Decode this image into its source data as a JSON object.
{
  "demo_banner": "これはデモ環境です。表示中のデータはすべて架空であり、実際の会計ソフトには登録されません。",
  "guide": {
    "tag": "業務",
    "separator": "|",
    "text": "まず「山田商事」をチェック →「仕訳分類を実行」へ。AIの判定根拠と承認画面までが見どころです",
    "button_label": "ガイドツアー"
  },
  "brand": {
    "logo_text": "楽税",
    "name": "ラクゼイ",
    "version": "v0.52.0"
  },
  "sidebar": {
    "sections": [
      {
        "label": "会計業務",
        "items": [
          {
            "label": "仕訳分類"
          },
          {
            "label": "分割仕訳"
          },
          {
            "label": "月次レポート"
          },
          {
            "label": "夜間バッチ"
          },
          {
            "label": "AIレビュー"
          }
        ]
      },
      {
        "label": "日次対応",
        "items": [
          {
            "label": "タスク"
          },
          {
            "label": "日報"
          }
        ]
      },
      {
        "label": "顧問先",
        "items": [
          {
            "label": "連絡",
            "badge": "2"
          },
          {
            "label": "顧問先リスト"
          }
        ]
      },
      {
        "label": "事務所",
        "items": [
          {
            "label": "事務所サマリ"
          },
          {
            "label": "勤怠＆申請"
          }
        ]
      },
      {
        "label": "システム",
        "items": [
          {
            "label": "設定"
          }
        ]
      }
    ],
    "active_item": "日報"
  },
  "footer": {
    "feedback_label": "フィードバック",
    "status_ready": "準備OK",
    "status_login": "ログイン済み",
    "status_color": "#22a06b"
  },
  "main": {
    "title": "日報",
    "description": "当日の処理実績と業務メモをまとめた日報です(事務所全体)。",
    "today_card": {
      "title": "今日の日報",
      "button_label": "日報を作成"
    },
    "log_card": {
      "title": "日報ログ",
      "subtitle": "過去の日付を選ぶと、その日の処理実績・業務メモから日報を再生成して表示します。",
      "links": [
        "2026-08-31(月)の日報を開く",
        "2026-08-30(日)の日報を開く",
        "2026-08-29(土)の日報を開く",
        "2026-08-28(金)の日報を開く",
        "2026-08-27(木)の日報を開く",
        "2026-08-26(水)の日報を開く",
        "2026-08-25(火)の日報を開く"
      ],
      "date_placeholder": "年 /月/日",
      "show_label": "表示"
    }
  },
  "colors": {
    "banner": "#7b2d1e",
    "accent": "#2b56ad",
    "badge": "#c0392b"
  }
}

---

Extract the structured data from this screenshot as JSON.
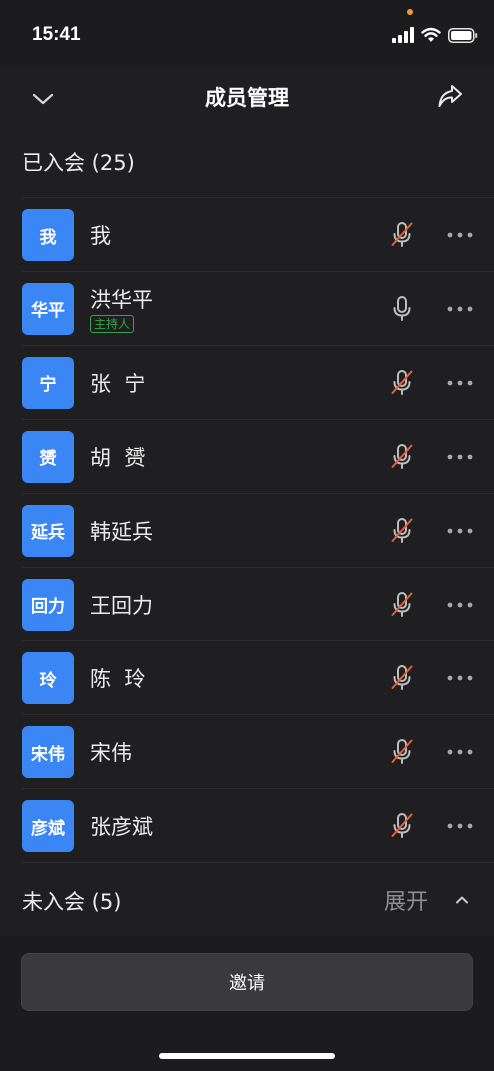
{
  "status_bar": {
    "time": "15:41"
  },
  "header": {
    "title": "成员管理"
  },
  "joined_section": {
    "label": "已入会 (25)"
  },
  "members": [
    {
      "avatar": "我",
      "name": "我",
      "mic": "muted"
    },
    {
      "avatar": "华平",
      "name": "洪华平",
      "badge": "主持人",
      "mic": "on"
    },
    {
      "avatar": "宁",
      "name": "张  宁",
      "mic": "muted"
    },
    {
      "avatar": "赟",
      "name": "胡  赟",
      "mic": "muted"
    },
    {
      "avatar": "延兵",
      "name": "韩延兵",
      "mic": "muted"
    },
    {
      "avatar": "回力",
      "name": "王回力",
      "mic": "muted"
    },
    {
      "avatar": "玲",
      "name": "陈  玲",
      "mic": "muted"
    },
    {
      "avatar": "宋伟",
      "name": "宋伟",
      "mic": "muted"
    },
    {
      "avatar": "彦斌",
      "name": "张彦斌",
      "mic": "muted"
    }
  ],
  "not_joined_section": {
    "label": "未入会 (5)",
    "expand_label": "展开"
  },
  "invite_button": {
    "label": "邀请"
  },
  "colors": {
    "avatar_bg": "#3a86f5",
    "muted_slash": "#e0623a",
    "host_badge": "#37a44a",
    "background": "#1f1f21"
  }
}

---

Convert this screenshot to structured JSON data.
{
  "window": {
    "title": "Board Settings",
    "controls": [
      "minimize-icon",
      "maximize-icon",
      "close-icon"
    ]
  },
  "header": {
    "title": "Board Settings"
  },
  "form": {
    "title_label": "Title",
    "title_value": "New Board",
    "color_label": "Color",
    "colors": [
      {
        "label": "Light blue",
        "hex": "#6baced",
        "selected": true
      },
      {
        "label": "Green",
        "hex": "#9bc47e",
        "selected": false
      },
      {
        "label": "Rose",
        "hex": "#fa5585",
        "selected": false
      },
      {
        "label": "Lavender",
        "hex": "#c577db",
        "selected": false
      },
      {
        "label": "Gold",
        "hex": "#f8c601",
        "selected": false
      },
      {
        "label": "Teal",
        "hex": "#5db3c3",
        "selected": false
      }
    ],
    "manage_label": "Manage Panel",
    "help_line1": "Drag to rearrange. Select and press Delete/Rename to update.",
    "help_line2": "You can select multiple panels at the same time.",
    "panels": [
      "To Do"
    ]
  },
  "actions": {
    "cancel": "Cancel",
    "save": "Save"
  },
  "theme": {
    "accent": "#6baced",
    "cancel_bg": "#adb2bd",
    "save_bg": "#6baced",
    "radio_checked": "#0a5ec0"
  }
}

**Task to complete**
Collect each line of the entries that has the word "Board", copying it in full.

**Solution for this task**
    "title": "Board Settings",
    "title": "Board Settings"
    "title_value": "New Board",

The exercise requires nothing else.